**Work instructions:** Please reproduce the lines exactly as they stand, from the very first line through the line containing "Text: Łódź: Łódź [12, 358, 43, 370]", with that line included.
Start of Material for this task
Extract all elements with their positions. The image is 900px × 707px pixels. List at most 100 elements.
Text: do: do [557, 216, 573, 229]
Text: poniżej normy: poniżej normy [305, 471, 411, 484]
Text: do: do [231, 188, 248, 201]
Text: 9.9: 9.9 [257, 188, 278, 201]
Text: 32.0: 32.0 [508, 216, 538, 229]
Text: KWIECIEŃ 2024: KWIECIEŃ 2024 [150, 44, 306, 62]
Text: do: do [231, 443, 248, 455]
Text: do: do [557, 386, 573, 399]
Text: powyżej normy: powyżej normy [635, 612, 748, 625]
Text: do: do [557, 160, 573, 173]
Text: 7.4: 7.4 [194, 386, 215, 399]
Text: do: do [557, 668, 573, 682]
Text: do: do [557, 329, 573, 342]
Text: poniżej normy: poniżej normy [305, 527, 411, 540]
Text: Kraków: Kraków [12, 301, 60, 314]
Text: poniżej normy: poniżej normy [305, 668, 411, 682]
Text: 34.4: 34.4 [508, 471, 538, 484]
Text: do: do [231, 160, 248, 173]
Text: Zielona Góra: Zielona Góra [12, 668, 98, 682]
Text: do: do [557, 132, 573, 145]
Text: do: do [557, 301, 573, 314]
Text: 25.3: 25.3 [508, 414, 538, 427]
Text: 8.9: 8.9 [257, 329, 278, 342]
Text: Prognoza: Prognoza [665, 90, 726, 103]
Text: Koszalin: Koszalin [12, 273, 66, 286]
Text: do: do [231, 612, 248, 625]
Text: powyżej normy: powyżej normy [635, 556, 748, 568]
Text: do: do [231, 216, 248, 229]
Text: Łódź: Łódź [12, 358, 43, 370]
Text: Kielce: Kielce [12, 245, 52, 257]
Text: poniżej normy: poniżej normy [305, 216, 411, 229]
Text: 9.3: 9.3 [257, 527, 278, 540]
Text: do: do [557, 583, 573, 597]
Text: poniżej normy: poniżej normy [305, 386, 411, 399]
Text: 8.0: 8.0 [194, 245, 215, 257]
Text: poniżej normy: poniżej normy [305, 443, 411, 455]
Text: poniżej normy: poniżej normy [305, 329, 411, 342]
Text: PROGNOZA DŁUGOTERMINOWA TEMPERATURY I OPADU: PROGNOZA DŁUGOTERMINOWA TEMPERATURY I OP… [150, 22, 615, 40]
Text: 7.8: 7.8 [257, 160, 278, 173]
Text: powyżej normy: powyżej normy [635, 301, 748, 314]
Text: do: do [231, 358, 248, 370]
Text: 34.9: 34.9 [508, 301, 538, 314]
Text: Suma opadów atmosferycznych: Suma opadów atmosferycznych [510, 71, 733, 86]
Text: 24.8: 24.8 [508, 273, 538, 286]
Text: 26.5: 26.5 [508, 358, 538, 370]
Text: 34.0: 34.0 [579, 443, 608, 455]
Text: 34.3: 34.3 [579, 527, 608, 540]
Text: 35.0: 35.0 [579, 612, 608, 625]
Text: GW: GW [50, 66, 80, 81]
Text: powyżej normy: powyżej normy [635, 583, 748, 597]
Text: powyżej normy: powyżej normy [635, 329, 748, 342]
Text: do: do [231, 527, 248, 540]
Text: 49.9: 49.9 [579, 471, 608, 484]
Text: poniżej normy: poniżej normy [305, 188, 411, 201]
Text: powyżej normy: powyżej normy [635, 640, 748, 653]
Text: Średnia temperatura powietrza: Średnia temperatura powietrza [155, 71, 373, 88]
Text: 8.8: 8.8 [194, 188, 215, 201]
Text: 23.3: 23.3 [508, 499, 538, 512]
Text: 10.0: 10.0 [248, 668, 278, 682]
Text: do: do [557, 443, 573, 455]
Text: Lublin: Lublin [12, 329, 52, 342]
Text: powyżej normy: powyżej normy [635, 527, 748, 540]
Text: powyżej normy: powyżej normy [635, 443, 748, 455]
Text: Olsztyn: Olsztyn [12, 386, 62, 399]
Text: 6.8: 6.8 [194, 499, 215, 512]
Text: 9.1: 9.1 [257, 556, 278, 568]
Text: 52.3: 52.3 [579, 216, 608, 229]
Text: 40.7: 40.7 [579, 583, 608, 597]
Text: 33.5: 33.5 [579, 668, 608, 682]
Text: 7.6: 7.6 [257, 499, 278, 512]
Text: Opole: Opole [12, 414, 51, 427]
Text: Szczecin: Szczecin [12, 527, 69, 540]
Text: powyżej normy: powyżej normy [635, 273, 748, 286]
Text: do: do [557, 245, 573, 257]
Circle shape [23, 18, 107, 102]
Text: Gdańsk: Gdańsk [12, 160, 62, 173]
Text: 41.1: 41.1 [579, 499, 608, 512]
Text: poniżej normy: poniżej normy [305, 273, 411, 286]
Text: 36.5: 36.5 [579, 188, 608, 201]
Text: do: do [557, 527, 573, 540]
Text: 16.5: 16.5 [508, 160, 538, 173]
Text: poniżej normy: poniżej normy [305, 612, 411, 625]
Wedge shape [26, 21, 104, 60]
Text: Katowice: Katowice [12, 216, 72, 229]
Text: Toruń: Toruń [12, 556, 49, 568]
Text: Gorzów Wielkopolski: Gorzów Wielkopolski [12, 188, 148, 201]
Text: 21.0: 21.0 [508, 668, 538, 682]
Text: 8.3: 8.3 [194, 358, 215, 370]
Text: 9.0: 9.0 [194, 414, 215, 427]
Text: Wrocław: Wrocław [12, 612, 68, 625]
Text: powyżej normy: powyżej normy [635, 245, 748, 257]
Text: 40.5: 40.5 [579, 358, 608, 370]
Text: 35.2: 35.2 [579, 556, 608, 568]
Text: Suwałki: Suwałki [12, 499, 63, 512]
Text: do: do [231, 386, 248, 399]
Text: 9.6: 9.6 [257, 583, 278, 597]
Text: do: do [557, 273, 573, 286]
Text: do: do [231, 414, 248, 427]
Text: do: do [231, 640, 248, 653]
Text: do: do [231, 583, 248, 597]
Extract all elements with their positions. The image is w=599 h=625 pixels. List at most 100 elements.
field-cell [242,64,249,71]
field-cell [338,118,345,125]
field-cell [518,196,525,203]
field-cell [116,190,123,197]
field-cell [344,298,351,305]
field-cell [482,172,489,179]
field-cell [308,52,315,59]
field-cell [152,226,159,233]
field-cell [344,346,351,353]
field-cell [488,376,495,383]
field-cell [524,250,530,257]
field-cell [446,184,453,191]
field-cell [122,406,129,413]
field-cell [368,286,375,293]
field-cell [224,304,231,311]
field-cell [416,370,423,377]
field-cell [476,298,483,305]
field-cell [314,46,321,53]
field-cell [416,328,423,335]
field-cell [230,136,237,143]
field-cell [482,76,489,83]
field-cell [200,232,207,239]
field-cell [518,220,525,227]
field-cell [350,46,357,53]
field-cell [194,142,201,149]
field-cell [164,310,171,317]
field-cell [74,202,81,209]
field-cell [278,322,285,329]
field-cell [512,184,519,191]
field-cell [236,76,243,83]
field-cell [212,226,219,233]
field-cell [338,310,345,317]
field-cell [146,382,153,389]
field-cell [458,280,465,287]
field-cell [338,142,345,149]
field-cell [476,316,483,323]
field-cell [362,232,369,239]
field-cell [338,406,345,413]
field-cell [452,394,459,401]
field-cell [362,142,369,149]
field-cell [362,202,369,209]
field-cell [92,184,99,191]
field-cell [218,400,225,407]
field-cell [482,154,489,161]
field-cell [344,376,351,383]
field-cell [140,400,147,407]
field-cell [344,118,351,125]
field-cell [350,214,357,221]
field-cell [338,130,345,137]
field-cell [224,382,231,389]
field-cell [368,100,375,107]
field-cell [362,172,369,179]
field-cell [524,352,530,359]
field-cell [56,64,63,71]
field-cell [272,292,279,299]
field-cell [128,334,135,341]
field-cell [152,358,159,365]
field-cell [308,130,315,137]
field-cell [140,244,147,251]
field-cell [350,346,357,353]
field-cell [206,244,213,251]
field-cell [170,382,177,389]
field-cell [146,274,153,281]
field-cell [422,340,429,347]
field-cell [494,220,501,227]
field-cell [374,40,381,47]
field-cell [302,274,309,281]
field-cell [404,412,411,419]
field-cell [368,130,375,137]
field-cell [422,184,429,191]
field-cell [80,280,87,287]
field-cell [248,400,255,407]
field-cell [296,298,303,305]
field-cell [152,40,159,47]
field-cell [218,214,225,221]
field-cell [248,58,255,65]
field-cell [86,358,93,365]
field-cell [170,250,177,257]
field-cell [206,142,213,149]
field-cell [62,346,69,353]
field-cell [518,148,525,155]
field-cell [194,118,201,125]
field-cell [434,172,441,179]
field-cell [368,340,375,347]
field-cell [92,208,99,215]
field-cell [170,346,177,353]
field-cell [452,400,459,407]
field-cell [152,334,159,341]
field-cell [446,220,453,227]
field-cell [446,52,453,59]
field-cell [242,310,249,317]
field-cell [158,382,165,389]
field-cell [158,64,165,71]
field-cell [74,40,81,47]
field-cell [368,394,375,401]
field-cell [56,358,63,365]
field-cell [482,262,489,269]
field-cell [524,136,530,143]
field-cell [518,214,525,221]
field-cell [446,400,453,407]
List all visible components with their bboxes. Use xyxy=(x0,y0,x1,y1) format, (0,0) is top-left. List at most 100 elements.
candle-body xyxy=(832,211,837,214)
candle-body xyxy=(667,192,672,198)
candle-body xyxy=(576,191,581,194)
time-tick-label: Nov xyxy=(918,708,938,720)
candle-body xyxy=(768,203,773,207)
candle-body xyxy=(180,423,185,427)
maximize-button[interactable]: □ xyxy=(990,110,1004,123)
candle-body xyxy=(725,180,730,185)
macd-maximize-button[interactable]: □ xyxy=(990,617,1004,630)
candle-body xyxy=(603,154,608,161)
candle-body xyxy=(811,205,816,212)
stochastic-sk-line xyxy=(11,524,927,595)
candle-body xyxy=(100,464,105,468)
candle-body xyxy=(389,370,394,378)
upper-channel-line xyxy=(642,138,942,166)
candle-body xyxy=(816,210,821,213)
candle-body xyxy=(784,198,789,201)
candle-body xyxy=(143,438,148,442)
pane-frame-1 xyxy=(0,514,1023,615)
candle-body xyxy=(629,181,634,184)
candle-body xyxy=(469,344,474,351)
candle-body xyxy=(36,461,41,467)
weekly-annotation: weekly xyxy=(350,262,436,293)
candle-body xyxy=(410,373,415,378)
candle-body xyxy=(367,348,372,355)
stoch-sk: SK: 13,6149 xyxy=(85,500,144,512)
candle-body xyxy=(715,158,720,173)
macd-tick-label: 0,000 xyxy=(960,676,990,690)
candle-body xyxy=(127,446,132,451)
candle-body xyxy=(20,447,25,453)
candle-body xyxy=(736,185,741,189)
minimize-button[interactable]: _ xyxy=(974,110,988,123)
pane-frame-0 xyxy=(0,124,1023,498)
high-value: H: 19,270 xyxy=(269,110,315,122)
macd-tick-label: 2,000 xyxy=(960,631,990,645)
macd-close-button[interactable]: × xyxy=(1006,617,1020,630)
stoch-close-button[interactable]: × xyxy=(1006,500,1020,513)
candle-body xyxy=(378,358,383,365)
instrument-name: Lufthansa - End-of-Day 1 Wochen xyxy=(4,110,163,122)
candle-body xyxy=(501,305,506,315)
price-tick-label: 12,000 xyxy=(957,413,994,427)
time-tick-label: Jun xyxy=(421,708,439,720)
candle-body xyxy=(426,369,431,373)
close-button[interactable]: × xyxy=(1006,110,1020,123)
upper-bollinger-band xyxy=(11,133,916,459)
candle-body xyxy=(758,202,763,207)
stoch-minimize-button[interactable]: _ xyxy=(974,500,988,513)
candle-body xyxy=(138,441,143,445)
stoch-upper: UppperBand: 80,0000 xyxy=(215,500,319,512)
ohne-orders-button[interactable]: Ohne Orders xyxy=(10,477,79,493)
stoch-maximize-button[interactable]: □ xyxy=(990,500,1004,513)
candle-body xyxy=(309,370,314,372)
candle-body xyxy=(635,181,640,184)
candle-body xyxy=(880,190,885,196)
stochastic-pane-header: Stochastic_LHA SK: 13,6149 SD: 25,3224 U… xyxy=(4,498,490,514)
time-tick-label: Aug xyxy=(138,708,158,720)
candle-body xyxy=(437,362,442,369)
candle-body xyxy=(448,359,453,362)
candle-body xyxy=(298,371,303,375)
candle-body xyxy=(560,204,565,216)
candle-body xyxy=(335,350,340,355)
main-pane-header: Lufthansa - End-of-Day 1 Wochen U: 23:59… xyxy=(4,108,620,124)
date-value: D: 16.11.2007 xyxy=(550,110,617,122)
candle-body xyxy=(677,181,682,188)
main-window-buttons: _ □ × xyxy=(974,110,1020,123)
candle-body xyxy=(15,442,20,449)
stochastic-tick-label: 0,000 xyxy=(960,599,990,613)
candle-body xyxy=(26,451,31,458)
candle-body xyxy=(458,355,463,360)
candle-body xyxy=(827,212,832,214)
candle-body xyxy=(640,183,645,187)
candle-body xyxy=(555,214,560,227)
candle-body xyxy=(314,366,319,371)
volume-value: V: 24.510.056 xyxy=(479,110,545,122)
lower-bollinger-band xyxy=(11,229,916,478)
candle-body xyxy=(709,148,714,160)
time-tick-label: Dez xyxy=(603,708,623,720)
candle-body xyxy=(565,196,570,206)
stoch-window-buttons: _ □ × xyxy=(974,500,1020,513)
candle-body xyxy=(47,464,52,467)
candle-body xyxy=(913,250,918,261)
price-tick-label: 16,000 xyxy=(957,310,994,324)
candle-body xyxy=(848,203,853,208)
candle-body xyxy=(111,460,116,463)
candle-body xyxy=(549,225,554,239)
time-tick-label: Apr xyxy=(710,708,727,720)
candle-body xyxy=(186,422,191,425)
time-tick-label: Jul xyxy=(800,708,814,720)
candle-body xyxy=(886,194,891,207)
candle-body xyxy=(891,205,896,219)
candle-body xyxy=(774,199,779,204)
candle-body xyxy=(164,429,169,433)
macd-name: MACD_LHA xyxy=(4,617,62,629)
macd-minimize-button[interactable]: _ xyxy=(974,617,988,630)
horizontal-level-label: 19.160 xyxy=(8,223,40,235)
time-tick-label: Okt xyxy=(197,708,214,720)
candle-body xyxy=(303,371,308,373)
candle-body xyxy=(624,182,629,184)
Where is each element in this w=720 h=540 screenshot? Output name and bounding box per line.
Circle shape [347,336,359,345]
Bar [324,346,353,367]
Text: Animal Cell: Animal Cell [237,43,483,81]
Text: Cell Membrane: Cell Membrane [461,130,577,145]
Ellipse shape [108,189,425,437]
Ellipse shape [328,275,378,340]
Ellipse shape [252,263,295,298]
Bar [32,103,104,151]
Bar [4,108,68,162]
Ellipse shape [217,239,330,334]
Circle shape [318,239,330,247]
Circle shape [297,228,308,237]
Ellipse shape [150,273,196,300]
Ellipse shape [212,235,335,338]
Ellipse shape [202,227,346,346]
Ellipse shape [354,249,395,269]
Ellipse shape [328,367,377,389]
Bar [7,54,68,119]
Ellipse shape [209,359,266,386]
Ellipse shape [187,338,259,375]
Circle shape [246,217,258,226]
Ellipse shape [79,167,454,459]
End of Material for this task
**Correct result:**
Extract all elements with their positions. The image is 900px × 707px pixels. List at most 100 elements.
Text: do: do [557, 216, 573, 229]
Text: poniżej normy: poniżej normy [305, 471, 411, 484]
Text: do: do [231, 188, 248, 201]
Text: 9.9: 9.9 [257, 188, 278, 201]
Text: 32.0: 32.0 [508, 216, 538, 229]
Text: KWIECIEŃ 2024: KWIECIEŃ 2024 [150, 44, 306, 62]
Text: do: do [231, 443, 248, 455]
Text: do: do [557, 386, 573, 399]
Text: powyżej normy: powyżej normy [635, 612, 748, 625]
Text: do: do [557, 160, 573, 173]
Text: 7.4: 7.4 [194, 386, 215, 399]
Text: do: do [557, 668, 573, 682]
Text: do: do [557, 329, 573, 342]
Text: poniżej normy: poniżej normy [305, 527, 411, 540]
Text: Kraków: Kraków [12, 301, 60, 314]
Text: poniżej normy: poniżej normy [305, 668, 411, 682]
Text: 34.4: 34.4 [508, 471, 538, 484]
Text: do: do [231, 160, 248, 173]
Text: Zielona Góra: Zielona Góra [12, 668, 98, 682]
Text: do: do [557, 132, 573, 145]
Text: do: do [557, 301, 573, 314]
Text: 25.3: 25.3 [508, 414, 538, 427]
Text: 8.9: 8.9 [257, 329, 278, 342]
Text: Prognoza: Prognoza [665, 90, 726, 103]
Text: Koszalin: Koszalin [12, 273, 66, 286]
Text: do: do [231, 612, 248, 625]
Text: powyżej normy: powyżej normy [635, 556, 748, 568]
Text: do: do [231, 216, 248, 229]
Text: Łódź: Łódź [12, 358, 43, 370]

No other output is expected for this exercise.